-- Start --

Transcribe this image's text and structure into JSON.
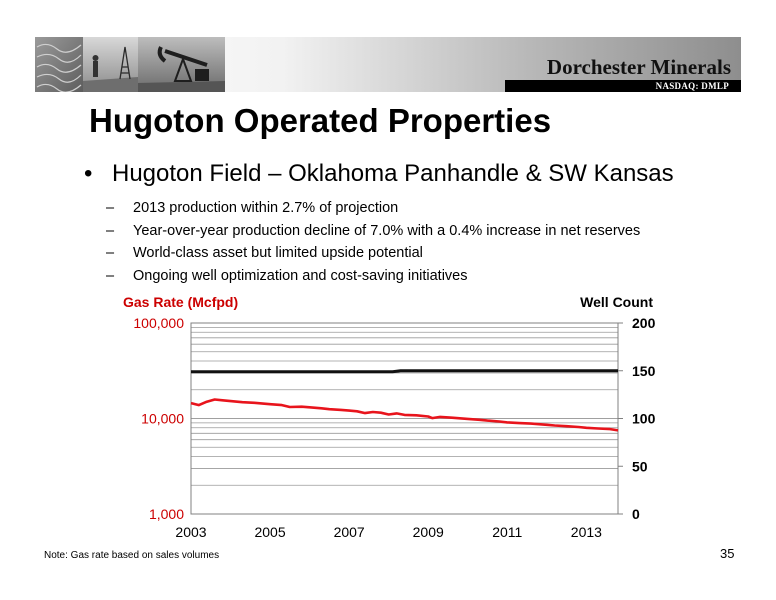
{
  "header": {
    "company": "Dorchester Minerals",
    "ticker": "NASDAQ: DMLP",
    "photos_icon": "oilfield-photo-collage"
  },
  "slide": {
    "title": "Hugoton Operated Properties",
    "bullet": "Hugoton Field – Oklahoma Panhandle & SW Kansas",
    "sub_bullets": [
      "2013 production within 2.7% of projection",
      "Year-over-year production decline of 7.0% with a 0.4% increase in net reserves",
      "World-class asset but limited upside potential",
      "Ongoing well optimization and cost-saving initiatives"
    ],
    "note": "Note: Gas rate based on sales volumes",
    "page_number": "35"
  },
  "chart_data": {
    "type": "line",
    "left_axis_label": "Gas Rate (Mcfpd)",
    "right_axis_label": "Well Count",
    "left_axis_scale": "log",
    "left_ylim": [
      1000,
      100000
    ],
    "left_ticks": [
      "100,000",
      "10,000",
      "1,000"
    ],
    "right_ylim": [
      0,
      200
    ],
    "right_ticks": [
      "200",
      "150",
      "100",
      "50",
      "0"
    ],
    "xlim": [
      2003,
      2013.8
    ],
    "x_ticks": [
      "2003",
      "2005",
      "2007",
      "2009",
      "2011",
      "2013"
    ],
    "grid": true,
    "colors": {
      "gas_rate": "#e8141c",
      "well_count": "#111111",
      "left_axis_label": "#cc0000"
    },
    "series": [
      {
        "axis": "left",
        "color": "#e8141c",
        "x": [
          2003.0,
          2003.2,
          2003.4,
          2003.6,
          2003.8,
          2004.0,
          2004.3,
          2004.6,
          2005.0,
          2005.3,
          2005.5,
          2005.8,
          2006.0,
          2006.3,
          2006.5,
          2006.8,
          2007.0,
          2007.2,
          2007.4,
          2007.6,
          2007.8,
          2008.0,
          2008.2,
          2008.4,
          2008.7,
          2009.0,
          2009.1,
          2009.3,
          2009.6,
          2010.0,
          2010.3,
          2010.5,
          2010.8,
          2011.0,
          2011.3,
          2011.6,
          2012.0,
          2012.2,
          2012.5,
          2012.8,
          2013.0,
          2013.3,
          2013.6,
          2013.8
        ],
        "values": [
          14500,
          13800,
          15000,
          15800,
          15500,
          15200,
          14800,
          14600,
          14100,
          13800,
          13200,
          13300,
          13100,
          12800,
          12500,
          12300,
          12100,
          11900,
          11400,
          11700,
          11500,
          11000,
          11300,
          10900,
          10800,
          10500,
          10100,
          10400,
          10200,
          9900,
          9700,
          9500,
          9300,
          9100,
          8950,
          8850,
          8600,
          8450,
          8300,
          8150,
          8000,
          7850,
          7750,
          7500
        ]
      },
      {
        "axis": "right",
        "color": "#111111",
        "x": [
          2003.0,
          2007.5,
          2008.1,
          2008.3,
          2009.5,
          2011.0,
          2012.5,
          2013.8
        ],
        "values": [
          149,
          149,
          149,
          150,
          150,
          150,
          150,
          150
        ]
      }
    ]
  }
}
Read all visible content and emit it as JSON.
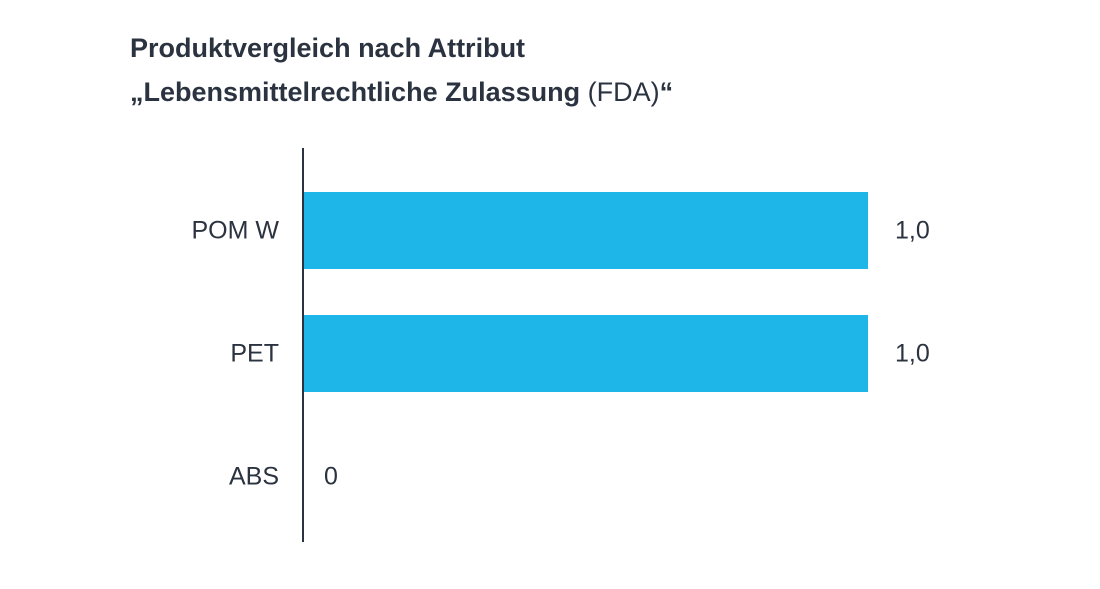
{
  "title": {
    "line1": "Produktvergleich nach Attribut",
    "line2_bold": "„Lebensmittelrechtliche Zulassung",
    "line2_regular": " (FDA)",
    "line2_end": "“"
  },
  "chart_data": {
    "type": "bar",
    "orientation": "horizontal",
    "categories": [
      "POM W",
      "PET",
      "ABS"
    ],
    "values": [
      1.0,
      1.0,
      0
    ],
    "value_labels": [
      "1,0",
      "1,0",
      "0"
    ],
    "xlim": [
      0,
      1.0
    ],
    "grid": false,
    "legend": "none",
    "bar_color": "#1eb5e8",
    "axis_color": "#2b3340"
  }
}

-- End --

→ GIVEN TASK:
The pictures should not be reproduced; quote all of the other material exactly.

→ SOLUTION:
Transcribe this image's text and structure into JSON.
{
  "header": {
    "company": "Dorchester Minerals",
    "ticker": "NASDAQ: DMLP",
    "photos_icon": "oilfield-photo-collage"
  },
  "slide": {
    "title": "Hugoton Operated Properties",
    "bullet": "Hugoton Field – Oklahoma Panhandle & SW Kansas",
    "sub_bullets": [
      "2013 production within 2.7% of projection",
      "Year-over-year production decline of 7.0% with a 0.4% increase in net reserves",
      "World-class asset but limited upside potential",
      "Ongoing well optimization and cost-saving initiatives"
    ],
    "note": "Note: Gas rate based on sales volumes",
    "page_number": "35"
  },
  "chart_data": {
    "type": "line",
    "left_axis_label": "Gas Rate (Mcfpd)",
    "right_axis_label": "Well Count",
    "left_axis_scale": "log",
    "left_ylim": [
      1000,
      100000
    ],
    "left_ticks": [
      "100,000",
      "10,000",
      "1,000"
    ],
    "right_ylim": [
      0,
      200
    ],
    "right_ticks": [
      "200",
      "150",
      "100",
      "50",
      "0"
    ],
    "xlim": [
      2003,
      2013.8
    ],
    "x_ticks": [
      "2003",
      "2005",
      "2007",
      "2009",
      "2011",
      "2013"
    ],
    "grid": true,
    "colors": {
      "gas_rate": "#e8141c",
      "well_count": "#111111",
      "left_axis_label": "#cc0000"
    },
    "series": [
      {
        "axis": "left",
        "color": "#e8141c",
        "x": [
          2003.0,
          2003.2,
          2003.4,
          2003.6,
          2003.8,
          2004.0,
          2004.3,
          2004.6,
          2005.0,
          2005.3,
          2005.5,
          2005.8,
          2006.0,
          2006.3,
          2006.5,
          2006.8,
          2007.0,
          2007.2,
          2007.4,
          2007.6,
          2007.8,
          2008.0,
          2008.2,
          2008.4,
          2008.7,
          2009.0,
          2009.1,
          2009.3,
          2009.6,
          2010.0,
          2010.3,
          2010.5,
          2010.8,
          2011.0,
          2011.3,
          2011.6,
          2012.0,
          2012.2,
          2012.5,
          2012.8,
          2013.0,
          2013.3,
          2013.6,
          2013.8
        ],
        "values": [
          14500,
          13800,
          15000,
          15800,
          15500,
          15200,
          14800,
          14600,
          14100,
          13800,
          13200,
          13300,
          13100,
          12800,
          12500,
          12300,
          12100,
          11900,
          11400,
          11700,
          11500,
          11000,
          11300,
          10900,
          10800,
          10500,
          10100,
          10400,
          10200,
          9900,
          9700,
          9500,
          9300,
          9100,
          8950,
          8850,
          8600,
          8450,
          8300,
          8150,
          8000,
          7850,
          7750,
          7500
        ]
      },
      {
        "axis": "right",
        "color": "#111111",
        "x": [
          2003.0,
          2007.5,
          2008.1,
          2008.3,
          2009.5,
          2011.0,
          2012.5,
          2013.8
        ],
        "values": [
          149,
          149,
          149,
          150,
          150,
          150,
          150,
          150
        ]
      }
    ]
  }
}
Read all visible content and emit it as JSON.
{
  "title": {
    "line1": "Produktvergleich nach Attribut",
    "line2_bold": "„Lebensmittelrechtliche Zulassung",
    "line2_regular": " (FDA)",
    "line2_end": "“"
  },
  "chart_data": {
    "type": "bar",
    "orientation": "horizontal",
    "categories": [
      "POM W",
      "PET",
      "ABS"
    ],
    "values": [
      1.0,
      1.0,
      0
    ],
    "value_labels": [
      "1,0",
      "1,0",
      "0"
    ],
    "xlim": [
      0,
      1.0
    ],
    "grid": false,
    "legend": "none",
    "bar_color": "#1eb5e8",
    "axis_color": "#2b3340"
  }
}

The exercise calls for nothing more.